Exercise
In the records that follow, locate every line with "tonne" and extract it.

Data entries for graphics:
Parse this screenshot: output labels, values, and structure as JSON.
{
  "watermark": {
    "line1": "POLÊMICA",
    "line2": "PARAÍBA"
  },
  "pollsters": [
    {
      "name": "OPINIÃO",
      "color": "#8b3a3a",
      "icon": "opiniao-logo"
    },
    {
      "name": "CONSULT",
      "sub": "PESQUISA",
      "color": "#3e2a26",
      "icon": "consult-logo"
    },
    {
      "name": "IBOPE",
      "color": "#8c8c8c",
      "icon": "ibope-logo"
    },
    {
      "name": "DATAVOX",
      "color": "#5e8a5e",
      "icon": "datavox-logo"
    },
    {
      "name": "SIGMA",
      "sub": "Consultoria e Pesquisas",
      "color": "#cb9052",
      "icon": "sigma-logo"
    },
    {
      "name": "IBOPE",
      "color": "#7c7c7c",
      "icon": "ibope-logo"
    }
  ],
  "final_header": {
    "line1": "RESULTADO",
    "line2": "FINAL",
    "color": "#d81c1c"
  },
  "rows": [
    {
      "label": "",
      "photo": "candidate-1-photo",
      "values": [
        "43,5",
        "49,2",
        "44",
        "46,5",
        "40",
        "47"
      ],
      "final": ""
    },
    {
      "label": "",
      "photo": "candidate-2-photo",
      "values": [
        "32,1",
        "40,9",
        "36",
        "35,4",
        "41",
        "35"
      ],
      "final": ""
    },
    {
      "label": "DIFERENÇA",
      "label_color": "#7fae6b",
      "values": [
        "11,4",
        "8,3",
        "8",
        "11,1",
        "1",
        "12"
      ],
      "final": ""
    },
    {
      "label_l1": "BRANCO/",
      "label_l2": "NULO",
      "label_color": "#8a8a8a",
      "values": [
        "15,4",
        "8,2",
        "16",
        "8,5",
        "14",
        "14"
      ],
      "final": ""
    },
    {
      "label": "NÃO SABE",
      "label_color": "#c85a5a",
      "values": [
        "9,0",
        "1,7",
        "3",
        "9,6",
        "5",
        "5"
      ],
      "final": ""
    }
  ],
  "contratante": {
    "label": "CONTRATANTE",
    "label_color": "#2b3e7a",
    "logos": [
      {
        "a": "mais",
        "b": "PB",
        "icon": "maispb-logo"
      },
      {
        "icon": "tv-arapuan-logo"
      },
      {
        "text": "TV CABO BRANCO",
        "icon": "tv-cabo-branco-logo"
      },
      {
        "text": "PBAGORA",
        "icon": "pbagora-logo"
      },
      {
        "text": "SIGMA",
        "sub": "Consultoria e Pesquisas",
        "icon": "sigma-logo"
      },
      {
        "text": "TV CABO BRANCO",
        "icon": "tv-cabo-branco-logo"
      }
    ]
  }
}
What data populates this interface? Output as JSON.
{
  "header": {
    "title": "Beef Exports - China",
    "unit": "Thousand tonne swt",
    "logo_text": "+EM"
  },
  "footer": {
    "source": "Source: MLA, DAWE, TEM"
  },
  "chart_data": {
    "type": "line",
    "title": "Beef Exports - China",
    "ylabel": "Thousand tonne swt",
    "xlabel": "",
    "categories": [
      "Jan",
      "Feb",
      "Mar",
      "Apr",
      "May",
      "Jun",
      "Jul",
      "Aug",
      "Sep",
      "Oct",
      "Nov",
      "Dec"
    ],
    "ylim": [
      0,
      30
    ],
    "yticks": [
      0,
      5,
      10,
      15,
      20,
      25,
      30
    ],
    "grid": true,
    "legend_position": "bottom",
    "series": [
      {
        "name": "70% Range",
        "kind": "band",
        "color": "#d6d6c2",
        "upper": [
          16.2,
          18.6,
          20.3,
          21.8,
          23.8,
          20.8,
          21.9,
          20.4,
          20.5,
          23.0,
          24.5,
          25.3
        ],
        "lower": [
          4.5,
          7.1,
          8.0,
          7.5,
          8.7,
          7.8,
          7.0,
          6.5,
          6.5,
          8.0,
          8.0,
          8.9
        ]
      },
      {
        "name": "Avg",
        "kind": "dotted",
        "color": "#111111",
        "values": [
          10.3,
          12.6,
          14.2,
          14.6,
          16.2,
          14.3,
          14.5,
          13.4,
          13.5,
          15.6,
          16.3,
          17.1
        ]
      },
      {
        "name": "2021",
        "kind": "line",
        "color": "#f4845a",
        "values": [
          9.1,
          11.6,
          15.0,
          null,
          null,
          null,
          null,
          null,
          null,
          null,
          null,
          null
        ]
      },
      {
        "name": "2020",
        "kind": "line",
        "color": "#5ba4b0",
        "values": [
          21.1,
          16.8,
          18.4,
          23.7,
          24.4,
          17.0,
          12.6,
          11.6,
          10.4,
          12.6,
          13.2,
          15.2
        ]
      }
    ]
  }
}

Reply
    "unit": "Thousand tonne swt",
    "ylabel": "Thousand tonne swt",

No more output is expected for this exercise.